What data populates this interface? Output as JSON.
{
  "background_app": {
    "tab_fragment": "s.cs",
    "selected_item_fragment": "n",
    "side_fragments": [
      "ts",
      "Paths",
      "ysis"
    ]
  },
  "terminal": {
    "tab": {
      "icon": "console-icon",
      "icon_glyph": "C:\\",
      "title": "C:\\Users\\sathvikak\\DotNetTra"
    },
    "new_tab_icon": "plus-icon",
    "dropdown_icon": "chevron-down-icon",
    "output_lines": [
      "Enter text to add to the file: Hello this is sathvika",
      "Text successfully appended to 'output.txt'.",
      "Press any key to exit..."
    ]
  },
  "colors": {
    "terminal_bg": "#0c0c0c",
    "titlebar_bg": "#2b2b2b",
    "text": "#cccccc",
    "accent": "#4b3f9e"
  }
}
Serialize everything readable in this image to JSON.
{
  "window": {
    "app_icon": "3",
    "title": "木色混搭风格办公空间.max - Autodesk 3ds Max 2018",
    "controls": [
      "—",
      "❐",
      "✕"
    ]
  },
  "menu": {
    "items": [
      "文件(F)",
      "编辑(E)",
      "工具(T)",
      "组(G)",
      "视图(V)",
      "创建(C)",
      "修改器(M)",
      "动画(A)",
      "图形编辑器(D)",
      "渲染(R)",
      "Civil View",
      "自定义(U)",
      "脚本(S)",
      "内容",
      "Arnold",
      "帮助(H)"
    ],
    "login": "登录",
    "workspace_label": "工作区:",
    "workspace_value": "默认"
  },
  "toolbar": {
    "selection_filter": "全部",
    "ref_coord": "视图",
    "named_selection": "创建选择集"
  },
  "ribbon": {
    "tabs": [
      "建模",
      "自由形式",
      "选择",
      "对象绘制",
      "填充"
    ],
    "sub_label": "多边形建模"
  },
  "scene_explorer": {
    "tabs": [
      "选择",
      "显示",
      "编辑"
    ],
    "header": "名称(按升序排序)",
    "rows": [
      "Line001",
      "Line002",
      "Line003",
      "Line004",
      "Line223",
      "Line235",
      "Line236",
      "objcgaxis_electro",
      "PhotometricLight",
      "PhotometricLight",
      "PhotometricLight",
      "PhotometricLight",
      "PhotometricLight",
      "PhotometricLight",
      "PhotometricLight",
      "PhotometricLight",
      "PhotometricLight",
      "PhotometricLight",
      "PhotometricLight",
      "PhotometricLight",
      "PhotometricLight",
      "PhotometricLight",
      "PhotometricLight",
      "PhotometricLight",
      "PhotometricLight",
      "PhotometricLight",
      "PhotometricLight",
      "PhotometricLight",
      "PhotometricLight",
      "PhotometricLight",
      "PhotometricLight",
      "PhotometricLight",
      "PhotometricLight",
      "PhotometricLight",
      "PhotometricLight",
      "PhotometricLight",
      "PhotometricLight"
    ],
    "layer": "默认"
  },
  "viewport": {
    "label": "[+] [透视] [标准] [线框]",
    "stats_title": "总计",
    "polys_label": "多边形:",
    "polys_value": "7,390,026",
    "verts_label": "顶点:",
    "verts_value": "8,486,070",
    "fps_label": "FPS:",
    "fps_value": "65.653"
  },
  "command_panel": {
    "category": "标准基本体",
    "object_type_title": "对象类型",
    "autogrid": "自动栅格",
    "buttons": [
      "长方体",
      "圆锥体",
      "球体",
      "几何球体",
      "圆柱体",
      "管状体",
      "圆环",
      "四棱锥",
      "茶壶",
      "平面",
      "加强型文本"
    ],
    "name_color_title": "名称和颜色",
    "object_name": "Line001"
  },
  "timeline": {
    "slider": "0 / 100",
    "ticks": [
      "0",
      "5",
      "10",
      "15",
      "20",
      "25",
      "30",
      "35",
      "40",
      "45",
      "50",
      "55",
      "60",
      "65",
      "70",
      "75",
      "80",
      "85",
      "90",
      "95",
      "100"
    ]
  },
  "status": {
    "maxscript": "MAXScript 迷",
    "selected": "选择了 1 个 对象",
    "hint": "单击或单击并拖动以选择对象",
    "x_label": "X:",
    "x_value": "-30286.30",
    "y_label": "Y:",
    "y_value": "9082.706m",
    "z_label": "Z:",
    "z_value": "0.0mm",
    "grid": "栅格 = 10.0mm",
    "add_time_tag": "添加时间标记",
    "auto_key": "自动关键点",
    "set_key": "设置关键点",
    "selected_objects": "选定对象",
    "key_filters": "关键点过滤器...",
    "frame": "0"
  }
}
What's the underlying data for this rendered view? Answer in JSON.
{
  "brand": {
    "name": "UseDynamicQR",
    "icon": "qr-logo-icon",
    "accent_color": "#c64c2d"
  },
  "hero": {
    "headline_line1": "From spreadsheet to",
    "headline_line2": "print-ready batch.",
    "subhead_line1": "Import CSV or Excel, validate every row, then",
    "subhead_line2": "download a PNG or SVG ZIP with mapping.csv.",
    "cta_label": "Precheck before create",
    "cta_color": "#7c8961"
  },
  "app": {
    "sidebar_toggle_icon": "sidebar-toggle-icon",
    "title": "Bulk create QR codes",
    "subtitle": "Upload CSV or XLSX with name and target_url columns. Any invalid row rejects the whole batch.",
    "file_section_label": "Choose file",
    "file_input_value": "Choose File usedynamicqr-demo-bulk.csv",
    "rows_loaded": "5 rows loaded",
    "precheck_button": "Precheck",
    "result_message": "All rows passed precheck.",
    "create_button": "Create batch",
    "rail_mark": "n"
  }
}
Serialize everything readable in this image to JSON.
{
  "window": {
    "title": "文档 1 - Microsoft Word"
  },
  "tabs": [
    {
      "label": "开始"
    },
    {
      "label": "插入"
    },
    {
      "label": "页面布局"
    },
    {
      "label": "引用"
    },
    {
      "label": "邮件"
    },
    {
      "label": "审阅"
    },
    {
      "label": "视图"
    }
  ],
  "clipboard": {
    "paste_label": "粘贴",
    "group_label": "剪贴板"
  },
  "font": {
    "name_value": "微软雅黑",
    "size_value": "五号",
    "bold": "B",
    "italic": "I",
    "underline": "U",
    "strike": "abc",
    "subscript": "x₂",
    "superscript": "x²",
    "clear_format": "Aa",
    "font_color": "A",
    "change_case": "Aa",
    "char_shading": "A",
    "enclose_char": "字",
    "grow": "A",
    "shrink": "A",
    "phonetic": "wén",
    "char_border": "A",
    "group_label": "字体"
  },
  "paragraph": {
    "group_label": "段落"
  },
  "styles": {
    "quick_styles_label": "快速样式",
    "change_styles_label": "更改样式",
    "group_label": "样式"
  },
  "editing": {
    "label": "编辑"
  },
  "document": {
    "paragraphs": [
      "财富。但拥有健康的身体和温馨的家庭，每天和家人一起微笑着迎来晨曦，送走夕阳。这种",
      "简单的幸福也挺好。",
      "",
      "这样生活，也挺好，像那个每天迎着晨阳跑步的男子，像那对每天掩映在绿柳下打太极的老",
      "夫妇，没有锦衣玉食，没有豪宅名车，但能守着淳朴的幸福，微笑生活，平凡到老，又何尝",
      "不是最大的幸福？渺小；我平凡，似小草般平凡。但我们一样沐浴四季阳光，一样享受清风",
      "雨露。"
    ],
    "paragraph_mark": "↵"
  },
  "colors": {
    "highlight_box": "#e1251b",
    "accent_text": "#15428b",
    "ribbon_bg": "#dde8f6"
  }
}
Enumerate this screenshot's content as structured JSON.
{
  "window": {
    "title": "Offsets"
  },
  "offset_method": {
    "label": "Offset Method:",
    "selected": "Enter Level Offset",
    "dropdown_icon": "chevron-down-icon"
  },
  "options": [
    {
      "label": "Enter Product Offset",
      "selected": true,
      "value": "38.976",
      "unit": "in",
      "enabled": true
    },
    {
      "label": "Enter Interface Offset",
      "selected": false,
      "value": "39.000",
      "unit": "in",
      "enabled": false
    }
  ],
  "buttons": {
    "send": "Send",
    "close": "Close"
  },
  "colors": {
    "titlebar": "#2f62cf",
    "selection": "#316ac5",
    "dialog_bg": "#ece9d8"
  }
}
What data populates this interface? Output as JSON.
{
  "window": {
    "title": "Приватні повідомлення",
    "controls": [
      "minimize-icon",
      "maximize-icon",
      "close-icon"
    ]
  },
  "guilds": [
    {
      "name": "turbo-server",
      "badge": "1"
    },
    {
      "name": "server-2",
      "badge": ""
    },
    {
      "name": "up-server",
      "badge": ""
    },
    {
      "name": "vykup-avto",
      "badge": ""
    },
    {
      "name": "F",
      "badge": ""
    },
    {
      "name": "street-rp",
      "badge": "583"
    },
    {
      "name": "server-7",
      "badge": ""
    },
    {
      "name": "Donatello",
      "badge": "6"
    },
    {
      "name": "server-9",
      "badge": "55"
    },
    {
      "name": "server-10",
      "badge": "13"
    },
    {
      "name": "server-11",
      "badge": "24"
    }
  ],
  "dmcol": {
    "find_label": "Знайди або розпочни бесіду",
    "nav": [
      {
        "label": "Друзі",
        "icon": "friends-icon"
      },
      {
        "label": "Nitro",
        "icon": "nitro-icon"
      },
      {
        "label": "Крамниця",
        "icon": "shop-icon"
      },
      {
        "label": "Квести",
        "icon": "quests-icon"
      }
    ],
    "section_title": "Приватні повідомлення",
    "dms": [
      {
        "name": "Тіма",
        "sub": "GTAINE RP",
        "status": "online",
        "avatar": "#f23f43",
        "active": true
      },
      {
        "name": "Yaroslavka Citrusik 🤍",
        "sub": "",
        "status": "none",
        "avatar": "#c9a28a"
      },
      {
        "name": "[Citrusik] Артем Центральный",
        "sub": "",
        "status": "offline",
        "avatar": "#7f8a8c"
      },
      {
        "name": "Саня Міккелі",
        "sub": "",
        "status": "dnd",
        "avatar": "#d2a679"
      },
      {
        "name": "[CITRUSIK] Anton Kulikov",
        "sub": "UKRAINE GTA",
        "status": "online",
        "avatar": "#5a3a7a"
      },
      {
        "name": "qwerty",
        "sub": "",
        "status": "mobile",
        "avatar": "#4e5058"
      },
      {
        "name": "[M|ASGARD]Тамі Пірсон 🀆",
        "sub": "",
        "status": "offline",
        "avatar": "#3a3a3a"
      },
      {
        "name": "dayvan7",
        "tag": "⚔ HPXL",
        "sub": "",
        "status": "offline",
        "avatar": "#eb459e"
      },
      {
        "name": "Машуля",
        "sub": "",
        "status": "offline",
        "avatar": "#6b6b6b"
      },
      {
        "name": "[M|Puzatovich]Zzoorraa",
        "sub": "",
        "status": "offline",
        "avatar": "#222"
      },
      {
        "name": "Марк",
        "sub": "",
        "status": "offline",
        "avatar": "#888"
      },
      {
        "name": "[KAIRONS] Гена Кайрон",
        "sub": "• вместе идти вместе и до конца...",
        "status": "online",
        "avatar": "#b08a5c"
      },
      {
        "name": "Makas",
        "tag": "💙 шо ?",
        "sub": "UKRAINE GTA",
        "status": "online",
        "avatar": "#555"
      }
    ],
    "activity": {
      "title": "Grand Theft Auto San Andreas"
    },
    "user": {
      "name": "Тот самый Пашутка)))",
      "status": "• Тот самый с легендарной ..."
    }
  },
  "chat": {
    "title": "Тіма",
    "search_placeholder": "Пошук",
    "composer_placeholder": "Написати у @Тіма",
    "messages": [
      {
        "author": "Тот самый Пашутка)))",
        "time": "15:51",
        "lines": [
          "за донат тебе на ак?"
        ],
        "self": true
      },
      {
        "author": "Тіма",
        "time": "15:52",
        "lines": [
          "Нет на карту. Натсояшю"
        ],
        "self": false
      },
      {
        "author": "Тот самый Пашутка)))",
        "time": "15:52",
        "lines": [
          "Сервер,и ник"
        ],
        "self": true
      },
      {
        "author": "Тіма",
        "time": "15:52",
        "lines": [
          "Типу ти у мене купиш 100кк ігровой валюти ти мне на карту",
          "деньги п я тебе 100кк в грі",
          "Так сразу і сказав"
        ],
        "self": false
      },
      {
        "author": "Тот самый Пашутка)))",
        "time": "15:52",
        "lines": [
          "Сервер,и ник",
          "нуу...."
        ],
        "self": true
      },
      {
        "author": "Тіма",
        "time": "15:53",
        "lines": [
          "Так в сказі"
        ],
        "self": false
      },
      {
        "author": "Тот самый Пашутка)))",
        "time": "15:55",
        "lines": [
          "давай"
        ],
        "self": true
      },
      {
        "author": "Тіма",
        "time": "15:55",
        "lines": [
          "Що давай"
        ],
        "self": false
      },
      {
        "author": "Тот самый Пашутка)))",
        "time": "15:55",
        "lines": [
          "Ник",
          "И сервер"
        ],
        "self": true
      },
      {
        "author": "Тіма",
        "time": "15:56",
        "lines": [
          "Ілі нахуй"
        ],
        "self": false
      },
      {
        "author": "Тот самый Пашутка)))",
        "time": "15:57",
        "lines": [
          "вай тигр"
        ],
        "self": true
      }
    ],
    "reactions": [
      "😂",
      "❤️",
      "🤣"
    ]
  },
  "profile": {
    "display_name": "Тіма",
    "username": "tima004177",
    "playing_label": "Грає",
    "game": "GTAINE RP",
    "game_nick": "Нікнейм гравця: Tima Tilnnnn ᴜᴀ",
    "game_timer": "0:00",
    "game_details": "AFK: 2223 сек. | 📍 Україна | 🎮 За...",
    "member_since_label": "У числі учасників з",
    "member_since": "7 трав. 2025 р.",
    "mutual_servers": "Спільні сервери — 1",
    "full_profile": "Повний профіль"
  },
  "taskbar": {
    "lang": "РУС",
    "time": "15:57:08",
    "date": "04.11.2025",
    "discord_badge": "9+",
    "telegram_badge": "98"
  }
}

▶ **STATED GOAL**: Copy out every line of the listing that contains the string "rows".

▶ **TASK RESPONSE**:
    "rows": [
    "rows_loaded": "5 rows loaded",
    "result_message": "All rows passed precheck.",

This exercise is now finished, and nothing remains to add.